| Available data |
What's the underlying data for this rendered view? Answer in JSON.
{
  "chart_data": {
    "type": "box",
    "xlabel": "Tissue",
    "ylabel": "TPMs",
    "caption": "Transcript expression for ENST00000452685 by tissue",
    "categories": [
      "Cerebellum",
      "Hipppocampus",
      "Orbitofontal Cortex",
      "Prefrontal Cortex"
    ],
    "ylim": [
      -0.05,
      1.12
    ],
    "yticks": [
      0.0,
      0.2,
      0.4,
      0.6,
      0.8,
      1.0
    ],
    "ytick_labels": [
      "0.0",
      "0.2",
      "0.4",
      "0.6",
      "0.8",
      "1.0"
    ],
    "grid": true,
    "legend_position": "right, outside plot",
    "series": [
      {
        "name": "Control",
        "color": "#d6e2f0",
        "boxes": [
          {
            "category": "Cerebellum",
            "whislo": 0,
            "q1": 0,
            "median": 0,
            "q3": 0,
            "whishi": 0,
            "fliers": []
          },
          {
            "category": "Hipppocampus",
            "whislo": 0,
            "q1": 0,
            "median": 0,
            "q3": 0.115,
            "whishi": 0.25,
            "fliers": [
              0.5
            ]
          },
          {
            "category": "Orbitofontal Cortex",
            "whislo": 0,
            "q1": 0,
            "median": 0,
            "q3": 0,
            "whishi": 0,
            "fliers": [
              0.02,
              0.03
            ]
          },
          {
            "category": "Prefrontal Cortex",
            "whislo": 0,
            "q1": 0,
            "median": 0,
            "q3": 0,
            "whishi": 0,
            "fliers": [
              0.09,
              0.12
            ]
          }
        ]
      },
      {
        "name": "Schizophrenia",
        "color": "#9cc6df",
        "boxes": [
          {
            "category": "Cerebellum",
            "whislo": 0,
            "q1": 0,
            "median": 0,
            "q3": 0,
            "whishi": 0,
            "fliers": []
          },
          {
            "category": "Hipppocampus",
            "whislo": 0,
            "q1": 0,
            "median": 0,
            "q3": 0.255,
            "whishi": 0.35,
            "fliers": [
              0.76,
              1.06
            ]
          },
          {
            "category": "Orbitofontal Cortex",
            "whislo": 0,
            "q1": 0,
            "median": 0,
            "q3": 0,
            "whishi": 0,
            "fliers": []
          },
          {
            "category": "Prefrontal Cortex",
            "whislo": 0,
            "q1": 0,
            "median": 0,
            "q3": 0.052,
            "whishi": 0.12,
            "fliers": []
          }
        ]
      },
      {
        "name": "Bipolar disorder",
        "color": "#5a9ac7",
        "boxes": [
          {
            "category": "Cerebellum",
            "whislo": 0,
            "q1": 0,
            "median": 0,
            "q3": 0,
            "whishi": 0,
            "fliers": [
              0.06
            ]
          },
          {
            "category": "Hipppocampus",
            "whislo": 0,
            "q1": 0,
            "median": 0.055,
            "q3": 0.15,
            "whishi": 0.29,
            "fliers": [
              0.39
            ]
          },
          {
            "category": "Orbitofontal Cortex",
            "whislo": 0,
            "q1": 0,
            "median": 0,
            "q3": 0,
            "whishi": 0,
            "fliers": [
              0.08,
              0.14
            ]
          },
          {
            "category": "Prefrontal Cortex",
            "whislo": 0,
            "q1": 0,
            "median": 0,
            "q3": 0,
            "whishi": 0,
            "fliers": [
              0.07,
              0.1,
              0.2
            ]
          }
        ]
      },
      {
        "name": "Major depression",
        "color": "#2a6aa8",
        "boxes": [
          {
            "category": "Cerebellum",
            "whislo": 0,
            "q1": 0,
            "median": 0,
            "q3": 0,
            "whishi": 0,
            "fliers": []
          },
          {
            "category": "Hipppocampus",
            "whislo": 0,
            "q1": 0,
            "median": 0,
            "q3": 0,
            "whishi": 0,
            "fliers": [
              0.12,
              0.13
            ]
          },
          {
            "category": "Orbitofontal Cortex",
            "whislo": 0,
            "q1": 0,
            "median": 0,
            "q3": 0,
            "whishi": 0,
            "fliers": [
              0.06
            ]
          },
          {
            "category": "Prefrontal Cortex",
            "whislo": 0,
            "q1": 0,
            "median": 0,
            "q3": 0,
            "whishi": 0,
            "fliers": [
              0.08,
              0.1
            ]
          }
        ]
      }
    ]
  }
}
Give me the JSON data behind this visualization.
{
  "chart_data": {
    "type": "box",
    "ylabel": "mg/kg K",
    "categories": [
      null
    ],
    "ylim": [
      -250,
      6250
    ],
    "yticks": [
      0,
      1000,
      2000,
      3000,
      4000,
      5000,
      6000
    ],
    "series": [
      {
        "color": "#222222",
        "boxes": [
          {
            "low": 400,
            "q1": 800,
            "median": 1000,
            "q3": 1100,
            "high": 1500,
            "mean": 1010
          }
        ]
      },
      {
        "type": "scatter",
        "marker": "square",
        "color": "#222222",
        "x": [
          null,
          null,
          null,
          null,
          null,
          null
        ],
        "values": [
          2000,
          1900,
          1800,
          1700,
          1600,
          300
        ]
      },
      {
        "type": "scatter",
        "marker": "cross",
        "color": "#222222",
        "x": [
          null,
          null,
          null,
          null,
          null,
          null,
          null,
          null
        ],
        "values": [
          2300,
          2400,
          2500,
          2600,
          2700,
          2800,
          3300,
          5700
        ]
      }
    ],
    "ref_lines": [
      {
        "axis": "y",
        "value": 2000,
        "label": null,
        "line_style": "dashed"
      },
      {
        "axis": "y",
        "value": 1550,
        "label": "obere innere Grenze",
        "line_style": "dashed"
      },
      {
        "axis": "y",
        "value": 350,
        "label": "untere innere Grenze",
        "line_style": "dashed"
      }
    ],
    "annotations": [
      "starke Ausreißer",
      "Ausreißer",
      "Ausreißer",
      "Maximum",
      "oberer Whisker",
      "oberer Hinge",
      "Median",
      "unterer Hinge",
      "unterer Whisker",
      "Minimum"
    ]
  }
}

| The exercise |
Copy out the full listing exactly.

| Exercise output |
What's the underlying data for this rendered view? Answer in JSON.
{
  "chart_data": {
    "type": "box",
    "xlabel": "Tissue",
    "ylabel": "TPMs",
    "caption": "Transcript expression for ENST00000452685 by tissue",
    "categories": [
      "Cerebellum",
      "Hipppocampus",
      "Orbitofontal Cortex",
      "Prefrontal Cortex"
    ],
    "ylim": [
      -0.05,
      1.12
    ],
    "yticks": [
      0.0,
      0.2,
      0.4,
      0.6,
      0.8,
      1.0
    ],
    "ytick_labels": [
      "0.0",
      "0.2",
      "0.4",
      "0.6",
      "0.8",
      "1.0"
    ],
    "grid": true,
    "legend_position": "right, outside plot",
    "series": [
      {
        "name": "Control",
        "color": "#d6e2f0",
        "boxes": [
          {
            "category": "Cerebellum",
            "whislo": 0,
            "q1": 0,
            "median": 0,
            "q3": 0,
            "whishi": 0,
            "fliers": []
          },
          {
            "category": "Hipppocampus",
            "whislo": 0,
            "q1": 0,
            "median": 0,
            "q3": 0.115,
            "whishi": 0.25,
            "fliers": [
              0.5
            ]
          },
          {
            "category": "Orbitofontal Cortex",
            "whislo": 0,
            "q1": 0,
            "median": 0,
            "q3": 0,
            "whishi": 0,
            "fliers": [
              0.02,
              0.03
            ]
          },
          {
            "category": "Prefrontal Cortex",
            "whislo": 0,
            "q1": 0,
            "median": 0,
            "q3": 0,
            "whishi": 0,
            "fliers": [
              0.09,
              0.12
            ]
          }
        ]
      },
      {
        "name": "Schizophrenia",
        "color": "#9cc6df",
        "boxes": [
          {
            "category": "Cerebellum",
            "whislo": 0,
            "q1": 0,
            "median": 0,
            "q3": 0,
            "whishi": 0,
            "fliers": []
          },
          {
            "category": "Hipppocampus",
            "whislo": 0,
            "q1": 0,
            "median": 0,
            "q3": 0.255,
            "whishi": 0.35,
            "fliers": [
              0.76,
              1.06
            ]
          },
          {
            "category": "Orbitofontal Cortex",
            "whislo": 0,
            "q1": 0,
            "median": 0,
            "q3": 0,
            "whishi": 0,
            "fliers": []
          },
          {
            "category": "Prefrontal Cortex",
            "whislo": 0,
            "q1": 0,
            "median": 0,
            "q3": 0.052,
            "whishi": 0.12,
            "fliers": []
          }
        ]
      },
      {
        "name": "Bipolar disorder",
        "color": "#5a9ac7",
        "boxes": [
          {
            "category": "Cerebellum",
            "whislo": 0,
            "q1": 0,
            "median": 0,
            "q3": 0,
            "whishi": 0,
            "fliers": [
              0.06
            ]
          },
          {
            "category": "Hipppocampus",
            "whislo": 0,
            "q1": 0,
            "median": 0.055,
            "q3": 0.15,
            "whishi": 0.29,
            "fliers": [
              0.39
            ]
          },
          {
            "category": "Orbitofontal Cortex",
            "whislo": 0,
            "q1": 0,
            "median": 0,
            "q3": 0,
            "whishi": 0,
            "fliers": [
              0.08,
              0.14
            ]
          },
          {
            "category": "Prefrontal Cortex",
            "whislo": 0,
            "q1": 0,
            "median": 0,
            "q3": 0,
            "whishi": 0,
            "fliers": [
              0.07,
              0.1,
              0.2
            ]
          }
        ]
      },
      {
        "name": "Major depression",
        "color": "#2a6aa8",
        "boxes": [
          {
            "category": "Cerebellum",
            "whislo": 0,
            "q1": 0,
            "median": 0,
            "q3": 0,
            "whishi": 0,
            "fliers": []
          },
          {
            "category": "Hipppocampus",
            "whislo": 0,
            "q1": 0,
            "median": 0,
            "q3": 0,
            "whishi": 0,
            "fliers": [
              0.12,
              0.13
            ]
          },
          {
            "category": "Orbitofontal Cortex",
            "whislo": 0,
            "q1": 0,
            "median": 0,
            "q3": 0,
            "whishi": 0,
            "fliers": [
              0.06
            ]
          },
          {
            "category": "Prefrontal Cortex",
            "whislo": 0,
            "q1": 0,
            "median": 0,
            "q3": 0,
            "whishi": 0,
            "fliers": [
              0.08,
              0.1
            ]
          }
        ]
      }
    ]
  }
}
Give me the JSON data behind this visualization.
{
  "chart_data": {
    "type": "box",
    "ylabel": "mg/kg K",
    "categories": [
      null
    ],
    "ylim": [
      -250,
      6250
    ],
    "yticks": [
      0,
      1000,
      2000,
      3000,
      4000,
      5000,
      6000
    ],
    "series": [
      {
        "color": "#222222",
        "boxes": [
          {
            "low": 400,
            "q1": 800,
            "median": 1000,
            "q3": 1100,
            "high": 1500,
            "mean": 1010
          }
        ]
      },
      {
        "type": "scatter",
        "marker": "square",
        "color": "#222222",
        "x": [
          null,
          null,
          null,
          null,
          null,
          null
        ],
        "values": [
          2000,
          1900,
          1800,
          1700,
          1600,
          300
        ]
      },
      {
        "type": "scatter",
        "marker": "cross",
        "color": "#222222",
        "x": [
          null,
          null,
          null,
          null,
          null,
          null,
          null,
          null
        ],
        "values": [
          2300,
          2400,
          2500,
          2600,
          2700,
          2800,
          3300,
          5700
        ]
      }
    ],
    "ref_lines": [
      {
        "axis": "y",
        "value": 2000,
        "label": null,
        "line_style": "dashed"
      },
      {
        "axis": "y",
        "value": 1550,
        "label": "obere innere Grenze",
        "line_style": "dashed"
      },
      {
        "axis": "y",
        "value": 350,
        "label": "untere innere Grenze",
        "line_style": "dashed"
      }
    ],
    "annotations": [
      "starke Ausreißer",
      "Ausreißer",
      "Ausreißer",
      "Maximum",
      "oberer Whisker",
      "oberer Hinge",
      "Median",
      "unterer Hinge",
      "unterer Whisker",
      "Minimum"
    ]
  }
}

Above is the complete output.